• Page text
·····

This is episode 173 and we’re in what was called the north eastern transvaal, modern day Mpumalanga and Limpopo.

Last we heard how Hendrick Potgieter’s Voortrekkers had camped at a new town they named Ohrigstad in 1845, after leaving the are around Potchefstroom. Potgieter wanted to move further away from the British, and he sought a new port to replace Durban which had been annexed by the English.

The area around Ohrigstad had a major drawback, apart from the fact it was already populated by the Bapedi. The lowlands were rife with malaria. Within a few weeks of arriving in the rainy season of 1845, men women and children began dying. The trekkers realised they had to move once more so families packed up their wagons and trekked to higher ground 50 kilometers south.

The named the new town Lydenburg and established a new Republic named after the town. The Boers were gathered across the Vaal now, deep into the lowveld, spreading out across southern Africa. They had congregated around towns like Winburg, Potchefstroom, Ohrigstad, Lydenburg.

Local African chieftans had to decide how they were going to face this arrival, was it a threat or opportunity? Later it would obviously become clear that the boers arrival was a threat, but this wasn’t the case at first in spite of modern assumptions. They were new power brokers, thinly spread, a minority on the ground and the Bapedi Chief Sekwati quickly came to the conclusion that the trekkers were an opportunity rather than threat.

·····

• Entries provided
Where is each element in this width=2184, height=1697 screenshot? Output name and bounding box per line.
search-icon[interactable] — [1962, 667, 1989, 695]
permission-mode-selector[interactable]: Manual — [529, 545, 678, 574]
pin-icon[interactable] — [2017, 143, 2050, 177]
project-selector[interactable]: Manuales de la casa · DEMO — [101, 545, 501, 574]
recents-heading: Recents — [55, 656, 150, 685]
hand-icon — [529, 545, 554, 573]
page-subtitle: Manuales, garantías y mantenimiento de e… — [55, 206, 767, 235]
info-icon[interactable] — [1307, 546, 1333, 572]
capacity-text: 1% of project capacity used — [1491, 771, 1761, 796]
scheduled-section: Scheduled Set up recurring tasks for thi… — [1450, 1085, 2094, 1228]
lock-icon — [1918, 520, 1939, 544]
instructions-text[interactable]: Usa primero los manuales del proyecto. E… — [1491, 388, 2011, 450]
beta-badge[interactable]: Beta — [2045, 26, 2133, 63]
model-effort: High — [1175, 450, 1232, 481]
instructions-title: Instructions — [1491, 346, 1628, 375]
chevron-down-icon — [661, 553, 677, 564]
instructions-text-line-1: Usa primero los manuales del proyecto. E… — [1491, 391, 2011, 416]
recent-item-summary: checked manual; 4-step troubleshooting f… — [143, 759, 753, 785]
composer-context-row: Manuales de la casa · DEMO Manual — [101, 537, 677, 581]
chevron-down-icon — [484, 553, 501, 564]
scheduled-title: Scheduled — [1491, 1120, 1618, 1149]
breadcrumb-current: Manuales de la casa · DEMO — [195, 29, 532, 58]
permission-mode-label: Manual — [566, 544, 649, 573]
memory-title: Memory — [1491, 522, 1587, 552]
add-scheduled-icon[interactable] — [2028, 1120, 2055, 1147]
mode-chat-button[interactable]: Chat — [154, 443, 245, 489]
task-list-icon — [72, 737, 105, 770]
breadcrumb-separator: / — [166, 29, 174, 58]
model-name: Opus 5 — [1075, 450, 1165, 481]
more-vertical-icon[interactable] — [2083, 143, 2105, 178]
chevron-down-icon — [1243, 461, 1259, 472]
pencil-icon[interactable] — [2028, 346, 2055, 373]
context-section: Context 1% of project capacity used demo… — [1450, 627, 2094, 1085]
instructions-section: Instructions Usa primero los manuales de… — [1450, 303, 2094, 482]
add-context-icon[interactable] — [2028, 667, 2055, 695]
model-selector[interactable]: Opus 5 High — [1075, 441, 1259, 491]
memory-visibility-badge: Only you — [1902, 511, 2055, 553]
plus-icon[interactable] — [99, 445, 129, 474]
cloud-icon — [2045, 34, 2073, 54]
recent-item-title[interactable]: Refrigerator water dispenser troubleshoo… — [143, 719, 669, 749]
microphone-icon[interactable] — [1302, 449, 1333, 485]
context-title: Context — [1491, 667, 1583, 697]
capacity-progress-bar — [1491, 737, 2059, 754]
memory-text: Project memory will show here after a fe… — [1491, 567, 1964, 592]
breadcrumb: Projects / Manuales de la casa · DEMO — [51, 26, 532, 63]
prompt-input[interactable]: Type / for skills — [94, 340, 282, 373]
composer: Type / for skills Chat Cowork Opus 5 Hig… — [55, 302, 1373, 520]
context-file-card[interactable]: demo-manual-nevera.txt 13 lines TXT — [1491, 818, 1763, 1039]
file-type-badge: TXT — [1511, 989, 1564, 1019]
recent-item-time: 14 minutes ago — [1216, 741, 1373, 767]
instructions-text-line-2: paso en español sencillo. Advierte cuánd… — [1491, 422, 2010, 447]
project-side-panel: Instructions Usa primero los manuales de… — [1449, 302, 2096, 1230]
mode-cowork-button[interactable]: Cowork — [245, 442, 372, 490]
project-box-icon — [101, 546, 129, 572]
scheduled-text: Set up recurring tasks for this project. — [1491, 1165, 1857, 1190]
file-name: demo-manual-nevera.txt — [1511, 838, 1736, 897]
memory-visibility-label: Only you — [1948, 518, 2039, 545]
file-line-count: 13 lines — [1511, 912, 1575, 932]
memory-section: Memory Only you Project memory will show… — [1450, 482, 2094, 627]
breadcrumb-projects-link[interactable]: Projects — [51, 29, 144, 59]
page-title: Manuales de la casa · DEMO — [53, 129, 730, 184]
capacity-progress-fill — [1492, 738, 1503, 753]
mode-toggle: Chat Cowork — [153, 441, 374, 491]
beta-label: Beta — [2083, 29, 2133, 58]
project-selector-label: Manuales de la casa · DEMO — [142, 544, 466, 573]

·····

• To do
1. In the episode text, what did the trekkers name the town they founded on higher ground south of Ohrigstad?
2. Reproduce everything in the episode text from "The named the" down to "rather than threat.".
3. Rewrite the paragraph of the episode text that begins "The area around Ohrigstad had a major drawback" as a short list that keeps its main facts.

• Answer section
1. Lydenburg.

2.
The named the new town Lydenburg and established a new Republic named after the town. The Boers were gathered across the Vaal now, deep into the lowveld, spreading out across southern Africa. They had congregated around towns like Winburg, Potchefstroom, Ohrigstad, Lydenburg.

Local African chieftans had to decide how they were going to face this arrival, was it a threat or opportunity? Later it would obviously become clear that the boers arrival was a threat, but this wasn’t the case at first in spite of modern assumptions. They were new power brokers, thinly spread, a minority on the ground and the Bapedi Chief Sekwati quickly came to the conclusion that the trekkers were an opportunity rather than threat.

3.
- The area around Ohrigstad was already populated by the Bapedi.
- Its lowlands were rife with malaria.
- Within a few weeks of arriving in the rainy season of 1845, men, women and children began dying.
- The trekkers packed up their wagons and moved to higher ground 50 kilometers south.